**WHAT YOU WILL DO:** Check every line below for the word "Sales" and copy the ones that have it.

--- RECORDS SUPPLIED ---

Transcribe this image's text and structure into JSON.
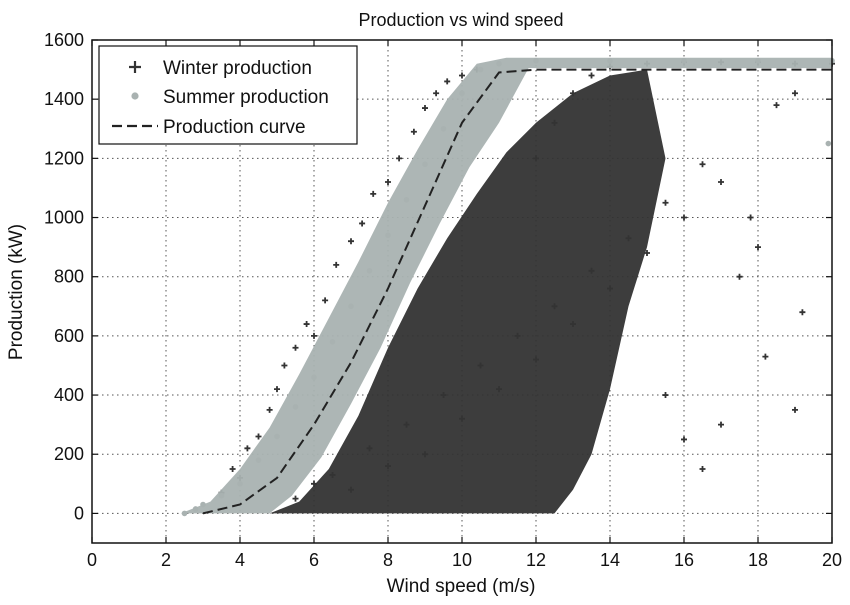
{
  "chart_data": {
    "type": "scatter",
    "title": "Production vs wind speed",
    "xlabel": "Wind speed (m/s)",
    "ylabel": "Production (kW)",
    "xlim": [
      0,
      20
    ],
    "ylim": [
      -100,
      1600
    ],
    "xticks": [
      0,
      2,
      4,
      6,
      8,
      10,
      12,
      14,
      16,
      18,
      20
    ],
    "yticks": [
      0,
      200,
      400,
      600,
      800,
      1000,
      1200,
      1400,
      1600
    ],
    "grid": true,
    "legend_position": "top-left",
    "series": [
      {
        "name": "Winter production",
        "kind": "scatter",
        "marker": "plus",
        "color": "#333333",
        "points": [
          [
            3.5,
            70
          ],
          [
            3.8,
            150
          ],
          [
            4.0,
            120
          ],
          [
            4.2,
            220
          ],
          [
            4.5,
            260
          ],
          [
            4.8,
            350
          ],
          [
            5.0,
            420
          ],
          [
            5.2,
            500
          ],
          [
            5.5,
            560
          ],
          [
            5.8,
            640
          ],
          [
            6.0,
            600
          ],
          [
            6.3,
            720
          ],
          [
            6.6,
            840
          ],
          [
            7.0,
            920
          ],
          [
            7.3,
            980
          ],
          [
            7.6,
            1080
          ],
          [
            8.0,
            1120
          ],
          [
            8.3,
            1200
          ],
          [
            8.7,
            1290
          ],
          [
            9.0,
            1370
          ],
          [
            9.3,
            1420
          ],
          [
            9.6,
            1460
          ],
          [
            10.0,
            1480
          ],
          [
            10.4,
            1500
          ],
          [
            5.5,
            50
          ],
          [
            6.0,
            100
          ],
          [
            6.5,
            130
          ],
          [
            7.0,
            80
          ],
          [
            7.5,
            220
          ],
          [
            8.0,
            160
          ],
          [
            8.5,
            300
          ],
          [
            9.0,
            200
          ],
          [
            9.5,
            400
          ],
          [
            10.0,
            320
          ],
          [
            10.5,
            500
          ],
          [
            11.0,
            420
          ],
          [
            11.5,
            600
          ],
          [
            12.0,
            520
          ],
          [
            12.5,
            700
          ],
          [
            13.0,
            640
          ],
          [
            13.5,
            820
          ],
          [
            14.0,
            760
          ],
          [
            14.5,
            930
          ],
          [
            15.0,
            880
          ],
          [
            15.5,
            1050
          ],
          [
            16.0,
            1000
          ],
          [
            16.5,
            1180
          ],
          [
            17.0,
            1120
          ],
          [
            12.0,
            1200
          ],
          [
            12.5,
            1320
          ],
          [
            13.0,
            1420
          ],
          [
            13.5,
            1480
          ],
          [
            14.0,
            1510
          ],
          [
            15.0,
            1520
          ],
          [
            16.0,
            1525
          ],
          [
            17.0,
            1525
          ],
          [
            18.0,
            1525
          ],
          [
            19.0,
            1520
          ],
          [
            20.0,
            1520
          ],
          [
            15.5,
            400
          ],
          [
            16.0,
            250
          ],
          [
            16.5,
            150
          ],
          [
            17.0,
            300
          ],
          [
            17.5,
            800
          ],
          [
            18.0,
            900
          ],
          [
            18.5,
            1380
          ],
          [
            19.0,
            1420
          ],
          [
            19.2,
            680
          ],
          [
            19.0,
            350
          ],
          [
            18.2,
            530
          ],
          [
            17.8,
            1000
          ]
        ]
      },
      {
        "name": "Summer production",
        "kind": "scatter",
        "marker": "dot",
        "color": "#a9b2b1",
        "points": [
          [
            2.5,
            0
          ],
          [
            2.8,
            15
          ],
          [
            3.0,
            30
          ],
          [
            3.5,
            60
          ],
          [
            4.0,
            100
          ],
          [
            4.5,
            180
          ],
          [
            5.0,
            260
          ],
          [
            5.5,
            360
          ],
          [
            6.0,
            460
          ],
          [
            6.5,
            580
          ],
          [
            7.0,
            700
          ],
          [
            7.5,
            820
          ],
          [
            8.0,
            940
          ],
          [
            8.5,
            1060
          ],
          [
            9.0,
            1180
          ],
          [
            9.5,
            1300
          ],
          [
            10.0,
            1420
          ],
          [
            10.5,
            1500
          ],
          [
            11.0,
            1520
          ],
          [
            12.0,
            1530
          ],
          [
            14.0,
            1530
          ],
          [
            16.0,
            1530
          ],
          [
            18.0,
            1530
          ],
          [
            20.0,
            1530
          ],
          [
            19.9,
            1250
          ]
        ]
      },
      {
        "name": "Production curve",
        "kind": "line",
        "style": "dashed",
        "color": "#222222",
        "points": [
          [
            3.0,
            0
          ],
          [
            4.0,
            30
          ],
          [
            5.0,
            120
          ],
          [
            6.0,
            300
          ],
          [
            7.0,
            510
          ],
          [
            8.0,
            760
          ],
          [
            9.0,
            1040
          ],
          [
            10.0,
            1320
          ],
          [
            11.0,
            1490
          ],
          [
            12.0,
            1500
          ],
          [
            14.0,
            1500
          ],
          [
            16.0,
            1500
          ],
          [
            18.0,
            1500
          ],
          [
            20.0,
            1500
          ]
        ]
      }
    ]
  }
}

---
--- RECORDS SUPPLIED ---

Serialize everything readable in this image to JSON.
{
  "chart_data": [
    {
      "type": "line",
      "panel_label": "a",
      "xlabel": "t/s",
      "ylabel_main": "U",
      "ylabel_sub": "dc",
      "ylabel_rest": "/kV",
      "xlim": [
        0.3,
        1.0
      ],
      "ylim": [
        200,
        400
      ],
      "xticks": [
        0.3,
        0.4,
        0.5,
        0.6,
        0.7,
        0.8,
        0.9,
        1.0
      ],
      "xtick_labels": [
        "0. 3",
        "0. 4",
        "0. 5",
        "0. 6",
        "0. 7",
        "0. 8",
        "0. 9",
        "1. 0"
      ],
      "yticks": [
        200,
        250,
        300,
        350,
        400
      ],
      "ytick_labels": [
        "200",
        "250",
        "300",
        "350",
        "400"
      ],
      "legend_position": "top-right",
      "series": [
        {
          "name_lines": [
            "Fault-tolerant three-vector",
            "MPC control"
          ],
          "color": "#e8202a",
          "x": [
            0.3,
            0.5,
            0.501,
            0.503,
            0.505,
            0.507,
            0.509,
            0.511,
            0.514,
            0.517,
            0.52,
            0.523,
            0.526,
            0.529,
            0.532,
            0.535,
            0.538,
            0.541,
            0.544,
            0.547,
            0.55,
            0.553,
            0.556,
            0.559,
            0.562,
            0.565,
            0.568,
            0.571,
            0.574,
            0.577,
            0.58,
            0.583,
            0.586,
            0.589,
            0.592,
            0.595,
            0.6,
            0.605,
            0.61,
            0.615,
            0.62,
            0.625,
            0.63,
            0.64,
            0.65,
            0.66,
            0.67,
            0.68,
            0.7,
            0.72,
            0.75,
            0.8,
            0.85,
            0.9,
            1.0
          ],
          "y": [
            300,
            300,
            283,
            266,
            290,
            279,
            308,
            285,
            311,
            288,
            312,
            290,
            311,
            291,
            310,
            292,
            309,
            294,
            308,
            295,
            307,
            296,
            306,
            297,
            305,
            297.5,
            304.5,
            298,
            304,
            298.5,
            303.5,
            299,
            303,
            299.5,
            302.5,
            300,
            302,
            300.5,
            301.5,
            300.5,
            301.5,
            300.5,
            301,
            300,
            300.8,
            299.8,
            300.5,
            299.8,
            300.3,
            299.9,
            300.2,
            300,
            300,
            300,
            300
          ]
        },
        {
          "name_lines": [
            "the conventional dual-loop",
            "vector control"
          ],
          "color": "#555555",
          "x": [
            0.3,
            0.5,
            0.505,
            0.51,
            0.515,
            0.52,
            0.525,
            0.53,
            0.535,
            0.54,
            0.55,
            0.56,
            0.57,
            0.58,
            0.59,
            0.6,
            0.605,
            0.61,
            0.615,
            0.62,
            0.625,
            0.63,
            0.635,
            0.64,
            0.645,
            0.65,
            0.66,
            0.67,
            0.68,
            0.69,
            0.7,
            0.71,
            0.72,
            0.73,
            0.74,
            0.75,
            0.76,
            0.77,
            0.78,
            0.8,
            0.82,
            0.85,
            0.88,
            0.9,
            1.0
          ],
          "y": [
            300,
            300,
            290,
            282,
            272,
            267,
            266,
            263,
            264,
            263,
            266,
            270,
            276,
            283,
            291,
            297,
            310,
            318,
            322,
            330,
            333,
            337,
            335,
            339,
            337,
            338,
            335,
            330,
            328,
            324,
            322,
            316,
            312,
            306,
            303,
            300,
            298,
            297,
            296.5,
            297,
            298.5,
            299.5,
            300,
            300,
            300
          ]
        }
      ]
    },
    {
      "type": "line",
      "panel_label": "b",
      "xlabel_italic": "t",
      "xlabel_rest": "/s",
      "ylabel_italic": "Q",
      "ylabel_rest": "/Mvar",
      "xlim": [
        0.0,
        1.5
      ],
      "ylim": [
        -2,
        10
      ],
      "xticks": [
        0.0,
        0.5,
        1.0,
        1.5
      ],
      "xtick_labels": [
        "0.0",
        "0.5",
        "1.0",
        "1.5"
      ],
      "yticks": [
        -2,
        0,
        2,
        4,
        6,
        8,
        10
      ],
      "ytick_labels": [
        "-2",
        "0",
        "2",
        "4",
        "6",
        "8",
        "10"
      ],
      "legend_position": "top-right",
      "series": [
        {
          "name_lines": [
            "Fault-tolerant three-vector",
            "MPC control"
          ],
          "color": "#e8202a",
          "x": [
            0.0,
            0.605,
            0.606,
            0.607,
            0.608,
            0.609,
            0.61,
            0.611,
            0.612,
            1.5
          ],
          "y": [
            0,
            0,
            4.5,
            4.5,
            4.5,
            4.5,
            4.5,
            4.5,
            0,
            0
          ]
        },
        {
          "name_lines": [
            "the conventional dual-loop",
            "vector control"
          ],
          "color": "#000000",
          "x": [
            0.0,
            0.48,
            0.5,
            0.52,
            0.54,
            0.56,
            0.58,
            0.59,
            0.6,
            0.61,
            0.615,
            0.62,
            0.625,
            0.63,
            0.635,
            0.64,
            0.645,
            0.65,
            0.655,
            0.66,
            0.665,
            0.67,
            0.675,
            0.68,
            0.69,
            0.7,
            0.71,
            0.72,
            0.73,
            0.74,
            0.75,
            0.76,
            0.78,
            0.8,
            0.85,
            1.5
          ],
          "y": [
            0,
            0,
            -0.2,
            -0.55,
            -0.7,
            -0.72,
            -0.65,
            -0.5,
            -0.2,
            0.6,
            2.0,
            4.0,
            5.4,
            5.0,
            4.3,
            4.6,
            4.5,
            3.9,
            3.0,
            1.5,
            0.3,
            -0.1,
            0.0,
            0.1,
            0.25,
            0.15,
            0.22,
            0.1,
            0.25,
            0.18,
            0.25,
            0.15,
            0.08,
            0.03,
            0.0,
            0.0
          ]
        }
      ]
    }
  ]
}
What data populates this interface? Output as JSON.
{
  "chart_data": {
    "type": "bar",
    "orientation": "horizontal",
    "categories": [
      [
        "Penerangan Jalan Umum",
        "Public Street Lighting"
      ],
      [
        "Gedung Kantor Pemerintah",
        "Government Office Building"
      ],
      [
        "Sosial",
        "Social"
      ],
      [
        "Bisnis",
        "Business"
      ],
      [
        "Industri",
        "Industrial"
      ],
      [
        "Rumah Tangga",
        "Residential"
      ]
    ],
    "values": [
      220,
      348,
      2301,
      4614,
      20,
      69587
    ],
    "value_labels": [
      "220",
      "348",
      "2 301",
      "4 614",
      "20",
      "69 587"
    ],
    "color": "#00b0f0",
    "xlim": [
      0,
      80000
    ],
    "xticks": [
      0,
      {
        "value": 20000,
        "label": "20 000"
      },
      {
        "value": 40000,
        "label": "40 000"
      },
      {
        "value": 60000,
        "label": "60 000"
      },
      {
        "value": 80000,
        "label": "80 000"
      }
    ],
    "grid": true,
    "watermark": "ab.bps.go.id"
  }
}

---
--- RECORDS SUPPLIED ---

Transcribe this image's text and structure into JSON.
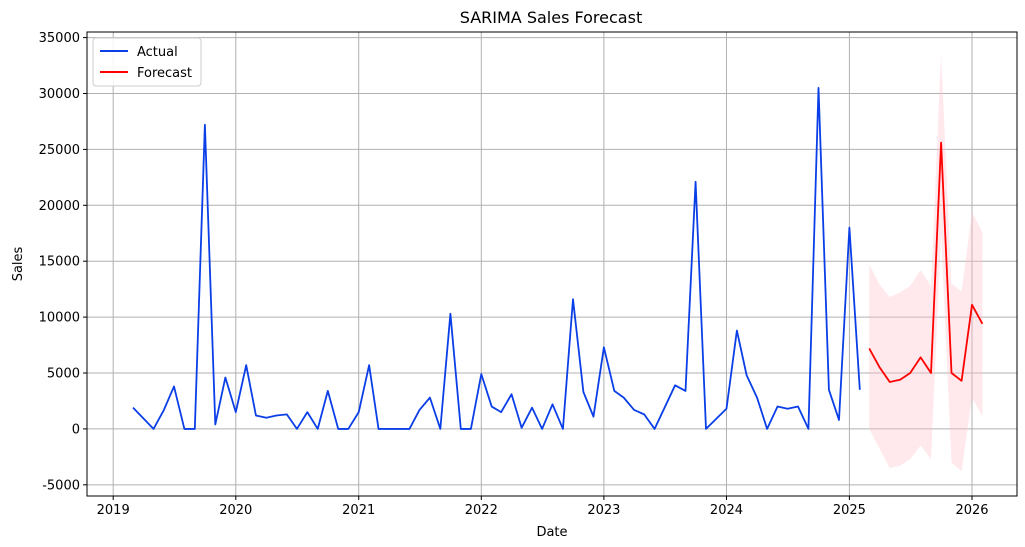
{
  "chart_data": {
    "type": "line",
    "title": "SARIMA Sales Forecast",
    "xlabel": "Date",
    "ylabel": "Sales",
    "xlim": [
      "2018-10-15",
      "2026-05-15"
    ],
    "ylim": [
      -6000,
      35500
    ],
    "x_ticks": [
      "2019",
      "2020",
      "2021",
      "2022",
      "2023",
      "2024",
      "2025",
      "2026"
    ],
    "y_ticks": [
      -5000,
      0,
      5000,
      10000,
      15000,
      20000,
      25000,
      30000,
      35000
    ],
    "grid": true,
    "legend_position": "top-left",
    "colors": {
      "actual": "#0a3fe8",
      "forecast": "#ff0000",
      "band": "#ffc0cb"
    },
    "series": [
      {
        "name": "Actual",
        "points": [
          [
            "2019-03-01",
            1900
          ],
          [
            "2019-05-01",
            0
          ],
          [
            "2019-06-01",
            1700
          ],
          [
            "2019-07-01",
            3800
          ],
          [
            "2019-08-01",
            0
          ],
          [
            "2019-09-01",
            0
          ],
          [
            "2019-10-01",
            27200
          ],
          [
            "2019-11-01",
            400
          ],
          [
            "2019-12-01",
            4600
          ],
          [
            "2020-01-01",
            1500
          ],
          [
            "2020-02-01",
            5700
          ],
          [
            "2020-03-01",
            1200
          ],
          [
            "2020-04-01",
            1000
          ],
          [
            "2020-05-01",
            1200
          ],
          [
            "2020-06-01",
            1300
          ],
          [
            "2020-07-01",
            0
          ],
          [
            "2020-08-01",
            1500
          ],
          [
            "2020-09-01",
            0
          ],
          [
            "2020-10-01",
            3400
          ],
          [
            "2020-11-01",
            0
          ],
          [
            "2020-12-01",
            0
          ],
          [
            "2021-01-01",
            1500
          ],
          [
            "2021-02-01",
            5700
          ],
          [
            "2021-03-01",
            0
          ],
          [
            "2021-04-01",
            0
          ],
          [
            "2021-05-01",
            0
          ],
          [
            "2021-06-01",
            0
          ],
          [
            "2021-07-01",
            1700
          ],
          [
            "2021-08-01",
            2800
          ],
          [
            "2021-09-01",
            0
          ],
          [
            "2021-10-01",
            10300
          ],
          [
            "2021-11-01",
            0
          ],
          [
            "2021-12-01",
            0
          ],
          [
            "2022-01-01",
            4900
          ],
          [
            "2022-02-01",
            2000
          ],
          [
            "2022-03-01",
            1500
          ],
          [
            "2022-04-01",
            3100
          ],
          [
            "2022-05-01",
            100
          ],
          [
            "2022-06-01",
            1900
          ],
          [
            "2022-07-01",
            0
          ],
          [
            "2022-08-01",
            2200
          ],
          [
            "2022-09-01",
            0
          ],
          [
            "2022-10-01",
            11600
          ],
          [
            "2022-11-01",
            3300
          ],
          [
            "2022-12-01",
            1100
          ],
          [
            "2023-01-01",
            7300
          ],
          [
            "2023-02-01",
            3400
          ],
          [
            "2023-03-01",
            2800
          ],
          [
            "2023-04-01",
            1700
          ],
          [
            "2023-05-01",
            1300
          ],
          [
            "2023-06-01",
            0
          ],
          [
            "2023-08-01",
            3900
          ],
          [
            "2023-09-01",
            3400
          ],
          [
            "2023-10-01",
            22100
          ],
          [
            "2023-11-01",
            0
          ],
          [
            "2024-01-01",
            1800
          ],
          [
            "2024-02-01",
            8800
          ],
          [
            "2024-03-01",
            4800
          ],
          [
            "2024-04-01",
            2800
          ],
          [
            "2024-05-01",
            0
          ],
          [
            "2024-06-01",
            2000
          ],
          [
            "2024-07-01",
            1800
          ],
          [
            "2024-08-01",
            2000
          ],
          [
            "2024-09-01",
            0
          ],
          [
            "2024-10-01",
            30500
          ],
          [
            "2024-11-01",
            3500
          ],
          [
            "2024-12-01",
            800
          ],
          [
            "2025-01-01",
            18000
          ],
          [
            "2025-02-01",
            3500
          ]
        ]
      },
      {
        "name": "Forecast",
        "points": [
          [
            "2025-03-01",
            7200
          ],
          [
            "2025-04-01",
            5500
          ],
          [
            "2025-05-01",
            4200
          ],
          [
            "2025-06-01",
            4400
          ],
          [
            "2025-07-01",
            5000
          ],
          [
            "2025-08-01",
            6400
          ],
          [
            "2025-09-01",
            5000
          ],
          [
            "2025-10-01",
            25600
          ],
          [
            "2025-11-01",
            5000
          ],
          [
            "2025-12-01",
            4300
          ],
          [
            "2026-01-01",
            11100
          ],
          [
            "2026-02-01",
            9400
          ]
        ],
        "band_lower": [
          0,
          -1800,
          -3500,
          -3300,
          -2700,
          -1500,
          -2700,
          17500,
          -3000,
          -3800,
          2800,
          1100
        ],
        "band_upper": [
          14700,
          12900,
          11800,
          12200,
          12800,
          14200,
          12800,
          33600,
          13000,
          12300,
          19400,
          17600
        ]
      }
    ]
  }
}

---

**THE RESPONSE:**
    "title": "SARIMA Sales Forecast",
    "ylabel": "Sales",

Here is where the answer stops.